Your objective: Your answer is a single number: the count of lines that contain the string "styles".

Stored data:
== == ==

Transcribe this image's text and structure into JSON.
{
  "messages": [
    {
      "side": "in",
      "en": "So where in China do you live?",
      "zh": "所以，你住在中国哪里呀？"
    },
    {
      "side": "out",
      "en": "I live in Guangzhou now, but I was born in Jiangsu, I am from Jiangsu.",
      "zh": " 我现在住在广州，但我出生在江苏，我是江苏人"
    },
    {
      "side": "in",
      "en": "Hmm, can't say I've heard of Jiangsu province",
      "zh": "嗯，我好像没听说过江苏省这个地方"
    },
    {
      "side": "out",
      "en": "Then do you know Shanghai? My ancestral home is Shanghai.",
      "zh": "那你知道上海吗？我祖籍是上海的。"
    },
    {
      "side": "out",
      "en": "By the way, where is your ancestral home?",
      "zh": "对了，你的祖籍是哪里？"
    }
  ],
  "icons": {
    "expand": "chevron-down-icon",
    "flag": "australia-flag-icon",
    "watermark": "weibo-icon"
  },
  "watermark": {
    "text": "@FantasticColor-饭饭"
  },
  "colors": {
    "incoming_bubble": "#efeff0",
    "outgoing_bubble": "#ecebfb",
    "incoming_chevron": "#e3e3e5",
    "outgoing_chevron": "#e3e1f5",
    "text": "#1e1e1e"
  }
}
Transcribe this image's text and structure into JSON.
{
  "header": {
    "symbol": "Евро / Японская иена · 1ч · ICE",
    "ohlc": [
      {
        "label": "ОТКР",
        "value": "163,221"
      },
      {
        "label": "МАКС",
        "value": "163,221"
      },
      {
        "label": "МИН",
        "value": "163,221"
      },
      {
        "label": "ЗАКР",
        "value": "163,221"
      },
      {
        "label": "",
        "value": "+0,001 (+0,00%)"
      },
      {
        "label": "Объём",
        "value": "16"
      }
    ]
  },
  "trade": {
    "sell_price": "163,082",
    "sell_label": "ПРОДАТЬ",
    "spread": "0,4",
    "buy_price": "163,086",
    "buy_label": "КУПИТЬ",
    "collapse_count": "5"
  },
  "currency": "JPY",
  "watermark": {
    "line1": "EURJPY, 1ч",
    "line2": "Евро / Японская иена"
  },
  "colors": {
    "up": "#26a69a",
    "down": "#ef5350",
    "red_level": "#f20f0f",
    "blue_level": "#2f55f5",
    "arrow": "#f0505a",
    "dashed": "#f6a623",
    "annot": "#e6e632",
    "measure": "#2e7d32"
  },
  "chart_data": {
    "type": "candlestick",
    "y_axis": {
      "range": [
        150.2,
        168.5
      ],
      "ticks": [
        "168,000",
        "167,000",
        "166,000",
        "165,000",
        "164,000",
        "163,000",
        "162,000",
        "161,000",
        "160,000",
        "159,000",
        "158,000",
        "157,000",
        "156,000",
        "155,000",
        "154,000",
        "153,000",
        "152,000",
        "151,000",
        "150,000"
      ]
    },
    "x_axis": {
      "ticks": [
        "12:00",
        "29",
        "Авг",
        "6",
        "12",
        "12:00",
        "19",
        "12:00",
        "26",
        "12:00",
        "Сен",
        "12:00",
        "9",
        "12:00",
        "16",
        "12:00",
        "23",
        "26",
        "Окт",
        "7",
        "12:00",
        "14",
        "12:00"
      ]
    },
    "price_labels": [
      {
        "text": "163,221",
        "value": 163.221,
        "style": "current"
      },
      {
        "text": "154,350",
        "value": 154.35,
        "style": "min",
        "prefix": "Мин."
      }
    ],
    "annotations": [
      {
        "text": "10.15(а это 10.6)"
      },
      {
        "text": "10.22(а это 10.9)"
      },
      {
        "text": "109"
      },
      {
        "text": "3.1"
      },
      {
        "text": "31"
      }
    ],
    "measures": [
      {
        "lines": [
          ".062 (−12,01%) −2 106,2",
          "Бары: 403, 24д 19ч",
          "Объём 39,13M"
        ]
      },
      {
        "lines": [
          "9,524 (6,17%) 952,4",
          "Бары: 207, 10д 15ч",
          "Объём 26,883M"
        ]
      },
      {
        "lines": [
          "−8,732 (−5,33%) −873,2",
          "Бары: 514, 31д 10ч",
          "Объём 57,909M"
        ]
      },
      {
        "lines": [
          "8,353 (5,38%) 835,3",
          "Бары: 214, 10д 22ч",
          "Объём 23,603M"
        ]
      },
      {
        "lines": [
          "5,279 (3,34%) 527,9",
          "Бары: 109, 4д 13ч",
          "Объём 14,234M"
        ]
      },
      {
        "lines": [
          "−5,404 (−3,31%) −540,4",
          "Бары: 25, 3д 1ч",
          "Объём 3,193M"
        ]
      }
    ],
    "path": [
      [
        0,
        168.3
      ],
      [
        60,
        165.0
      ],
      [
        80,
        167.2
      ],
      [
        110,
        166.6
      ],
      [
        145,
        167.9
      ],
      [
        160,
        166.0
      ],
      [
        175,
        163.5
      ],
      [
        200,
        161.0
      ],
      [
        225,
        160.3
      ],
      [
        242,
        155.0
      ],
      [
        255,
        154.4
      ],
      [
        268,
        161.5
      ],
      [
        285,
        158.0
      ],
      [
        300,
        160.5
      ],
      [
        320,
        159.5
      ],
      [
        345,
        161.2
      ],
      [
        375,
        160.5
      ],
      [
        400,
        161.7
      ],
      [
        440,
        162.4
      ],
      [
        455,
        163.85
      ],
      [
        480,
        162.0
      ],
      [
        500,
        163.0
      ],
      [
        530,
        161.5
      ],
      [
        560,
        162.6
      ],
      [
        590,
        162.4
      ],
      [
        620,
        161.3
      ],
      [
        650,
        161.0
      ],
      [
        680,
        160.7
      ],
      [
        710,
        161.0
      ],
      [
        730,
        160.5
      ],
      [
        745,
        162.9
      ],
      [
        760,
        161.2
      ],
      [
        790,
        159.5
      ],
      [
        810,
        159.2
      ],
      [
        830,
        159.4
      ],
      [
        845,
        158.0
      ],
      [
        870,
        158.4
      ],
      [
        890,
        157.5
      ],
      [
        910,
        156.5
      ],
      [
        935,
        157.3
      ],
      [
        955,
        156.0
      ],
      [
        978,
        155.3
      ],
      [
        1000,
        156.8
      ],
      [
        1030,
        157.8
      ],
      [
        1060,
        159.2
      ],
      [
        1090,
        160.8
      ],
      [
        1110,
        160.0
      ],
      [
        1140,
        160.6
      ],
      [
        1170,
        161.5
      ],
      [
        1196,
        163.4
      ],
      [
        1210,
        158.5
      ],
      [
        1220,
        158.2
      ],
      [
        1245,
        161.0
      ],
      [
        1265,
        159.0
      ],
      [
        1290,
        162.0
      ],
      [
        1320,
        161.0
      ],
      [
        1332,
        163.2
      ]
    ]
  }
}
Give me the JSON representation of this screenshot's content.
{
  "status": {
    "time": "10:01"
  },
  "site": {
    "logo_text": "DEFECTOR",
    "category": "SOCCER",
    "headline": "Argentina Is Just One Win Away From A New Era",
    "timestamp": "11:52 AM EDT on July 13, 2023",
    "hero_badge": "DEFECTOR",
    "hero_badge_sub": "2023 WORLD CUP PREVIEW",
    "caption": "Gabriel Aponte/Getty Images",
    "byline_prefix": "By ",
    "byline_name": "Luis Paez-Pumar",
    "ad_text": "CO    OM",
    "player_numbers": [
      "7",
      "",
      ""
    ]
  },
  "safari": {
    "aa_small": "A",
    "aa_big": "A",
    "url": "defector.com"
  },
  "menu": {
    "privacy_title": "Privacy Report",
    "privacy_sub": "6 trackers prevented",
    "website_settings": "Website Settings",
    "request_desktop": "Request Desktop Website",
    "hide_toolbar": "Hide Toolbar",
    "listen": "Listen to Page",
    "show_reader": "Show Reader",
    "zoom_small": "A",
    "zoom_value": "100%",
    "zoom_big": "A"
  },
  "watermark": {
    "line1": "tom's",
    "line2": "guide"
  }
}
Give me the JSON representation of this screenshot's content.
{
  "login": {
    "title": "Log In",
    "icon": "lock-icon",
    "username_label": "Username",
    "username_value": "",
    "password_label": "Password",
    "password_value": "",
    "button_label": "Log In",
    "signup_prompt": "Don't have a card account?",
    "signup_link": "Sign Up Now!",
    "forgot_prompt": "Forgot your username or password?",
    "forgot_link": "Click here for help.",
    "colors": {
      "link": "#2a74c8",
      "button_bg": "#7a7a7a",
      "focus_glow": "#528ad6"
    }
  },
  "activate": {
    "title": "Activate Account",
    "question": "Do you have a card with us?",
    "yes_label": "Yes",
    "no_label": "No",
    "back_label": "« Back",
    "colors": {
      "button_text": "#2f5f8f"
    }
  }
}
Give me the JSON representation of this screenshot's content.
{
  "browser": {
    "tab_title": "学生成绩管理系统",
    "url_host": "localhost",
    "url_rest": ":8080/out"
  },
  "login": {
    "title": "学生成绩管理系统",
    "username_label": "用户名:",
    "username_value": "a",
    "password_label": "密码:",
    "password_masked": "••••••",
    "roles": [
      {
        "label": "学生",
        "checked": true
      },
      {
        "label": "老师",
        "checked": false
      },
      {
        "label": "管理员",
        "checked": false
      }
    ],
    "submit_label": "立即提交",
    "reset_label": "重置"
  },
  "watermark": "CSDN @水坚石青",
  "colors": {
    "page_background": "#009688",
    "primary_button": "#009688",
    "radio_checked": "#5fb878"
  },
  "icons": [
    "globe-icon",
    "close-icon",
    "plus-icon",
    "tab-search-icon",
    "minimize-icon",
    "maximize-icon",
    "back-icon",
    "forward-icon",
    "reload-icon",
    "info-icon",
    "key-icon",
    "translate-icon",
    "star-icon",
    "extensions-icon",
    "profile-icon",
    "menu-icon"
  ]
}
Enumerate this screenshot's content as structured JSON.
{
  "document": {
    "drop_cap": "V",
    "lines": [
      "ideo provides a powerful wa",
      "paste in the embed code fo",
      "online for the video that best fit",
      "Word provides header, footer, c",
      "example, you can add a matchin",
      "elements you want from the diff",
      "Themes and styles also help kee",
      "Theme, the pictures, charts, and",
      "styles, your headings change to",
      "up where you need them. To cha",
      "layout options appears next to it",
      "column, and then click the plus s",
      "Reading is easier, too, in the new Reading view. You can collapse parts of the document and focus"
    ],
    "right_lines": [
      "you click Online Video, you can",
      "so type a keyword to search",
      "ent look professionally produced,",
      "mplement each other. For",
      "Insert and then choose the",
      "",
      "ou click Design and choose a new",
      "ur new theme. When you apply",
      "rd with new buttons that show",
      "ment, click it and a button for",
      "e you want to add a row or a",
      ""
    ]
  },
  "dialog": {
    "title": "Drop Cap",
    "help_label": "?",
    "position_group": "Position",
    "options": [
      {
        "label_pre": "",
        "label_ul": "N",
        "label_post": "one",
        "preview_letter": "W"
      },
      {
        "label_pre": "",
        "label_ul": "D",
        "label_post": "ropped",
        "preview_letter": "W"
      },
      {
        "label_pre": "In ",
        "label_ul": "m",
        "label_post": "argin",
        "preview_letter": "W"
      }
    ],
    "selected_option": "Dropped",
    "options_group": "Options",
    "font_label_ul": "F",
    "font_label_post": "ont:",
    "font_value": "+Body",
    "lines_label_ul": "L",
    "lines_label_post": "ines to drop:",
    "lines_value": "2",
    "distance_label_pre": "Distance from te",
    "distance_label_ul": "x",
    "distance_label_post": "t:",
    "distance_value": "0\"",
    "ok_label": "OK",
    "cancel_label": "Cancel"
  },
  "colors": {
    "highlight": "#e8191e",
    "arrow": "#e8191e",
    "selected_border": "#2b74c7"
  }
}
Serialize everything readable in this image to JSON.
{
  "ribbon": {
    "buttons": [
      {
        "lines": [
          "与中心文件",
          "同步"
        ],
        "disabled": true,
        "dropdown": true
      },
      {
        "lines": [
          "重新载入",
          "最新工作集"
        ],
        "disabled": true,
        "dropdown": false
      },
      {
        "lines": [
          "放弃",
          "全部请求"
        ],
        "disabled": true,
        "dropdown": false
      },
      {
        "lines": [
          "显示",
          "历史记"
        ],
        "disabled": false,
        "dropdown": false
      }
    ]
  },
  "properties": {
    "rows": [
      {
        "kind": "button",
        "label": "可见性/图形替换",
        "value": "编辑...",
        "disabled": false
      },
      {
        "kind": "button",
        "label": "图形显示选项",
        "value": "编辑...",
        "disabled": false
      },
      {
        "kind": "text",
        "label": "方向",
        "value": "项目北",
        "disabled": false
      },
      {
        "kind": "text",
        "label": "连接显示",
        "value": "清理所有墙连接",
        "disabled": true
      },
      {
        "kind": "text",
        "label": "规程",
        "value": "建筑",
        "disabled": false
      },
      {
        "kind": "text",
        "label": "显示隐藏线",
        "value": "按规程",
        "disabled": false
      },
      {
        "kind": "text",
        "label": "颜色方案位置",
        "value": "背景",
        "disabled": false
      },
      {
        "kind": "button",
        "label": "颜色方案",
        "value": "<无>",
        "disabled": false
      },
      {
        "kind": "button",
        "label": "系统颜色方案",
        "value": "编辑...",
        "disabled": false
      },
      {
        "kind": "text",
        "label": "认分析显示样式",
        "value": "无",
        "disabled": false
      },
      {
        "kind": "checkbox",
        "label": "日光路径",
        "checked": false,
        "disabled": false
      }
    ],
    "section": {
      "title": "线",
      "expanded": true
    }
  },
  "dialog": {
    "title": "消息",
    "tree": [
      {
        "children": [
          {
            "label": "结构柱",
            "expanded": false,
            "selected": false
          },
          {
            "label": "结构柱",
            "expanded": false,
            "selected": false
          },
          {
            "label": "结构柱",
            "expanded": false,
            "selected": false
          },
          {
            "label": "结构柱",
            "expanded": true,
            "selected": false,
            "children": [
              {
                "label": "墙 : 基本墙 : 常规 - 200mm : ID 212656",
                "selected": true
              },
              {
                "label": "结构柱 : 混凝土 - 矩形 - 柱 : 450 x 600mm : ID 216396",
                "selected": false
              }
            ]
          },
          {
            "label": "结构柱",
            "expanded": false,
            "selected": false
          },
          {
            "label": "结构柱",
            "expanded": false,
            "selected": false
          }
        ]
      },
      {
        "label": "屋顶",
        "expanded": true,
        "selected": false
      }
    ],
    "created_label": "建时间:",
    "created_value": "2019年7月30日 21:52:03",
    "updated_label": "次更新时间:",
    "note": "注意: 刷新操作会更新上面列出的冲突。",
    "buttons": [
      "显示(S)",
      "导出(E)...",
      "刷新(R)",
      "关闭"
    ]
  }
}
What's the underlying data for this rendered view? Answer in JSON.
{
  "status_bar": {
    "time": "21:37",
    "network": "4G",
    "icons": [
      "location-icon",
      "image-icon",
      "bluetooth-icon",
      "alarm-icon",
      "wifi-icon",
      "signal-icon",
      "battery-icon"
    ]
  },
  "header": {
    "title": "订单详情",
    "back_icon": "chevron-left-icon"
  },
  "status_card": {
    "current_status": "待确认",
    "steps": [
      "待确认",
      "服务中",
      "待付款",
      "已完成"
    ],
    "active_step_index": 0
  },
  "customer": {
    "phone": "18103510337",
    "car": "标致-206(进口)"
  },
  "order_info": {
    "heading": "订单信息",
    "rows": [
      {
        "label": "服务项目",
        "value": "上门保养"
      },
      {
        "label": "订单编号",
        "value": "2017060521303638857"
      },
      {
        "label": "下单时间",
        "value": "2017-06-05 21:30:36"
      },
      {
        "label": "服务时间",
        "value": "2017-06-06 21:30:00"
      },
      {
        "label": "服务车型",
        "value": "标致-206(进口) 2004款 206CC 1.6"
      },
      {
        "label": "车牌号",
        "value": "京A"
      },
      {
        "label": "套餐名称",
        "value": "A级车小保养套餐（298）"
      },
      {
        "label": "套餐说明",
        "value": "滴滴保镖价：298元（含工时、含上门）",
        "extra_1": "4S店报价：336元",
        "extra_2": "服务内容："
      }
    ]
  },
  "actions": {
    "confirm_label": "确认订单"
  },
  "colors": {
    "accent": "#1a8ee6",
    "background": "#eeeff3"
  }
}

== == ==

Worked solution: 2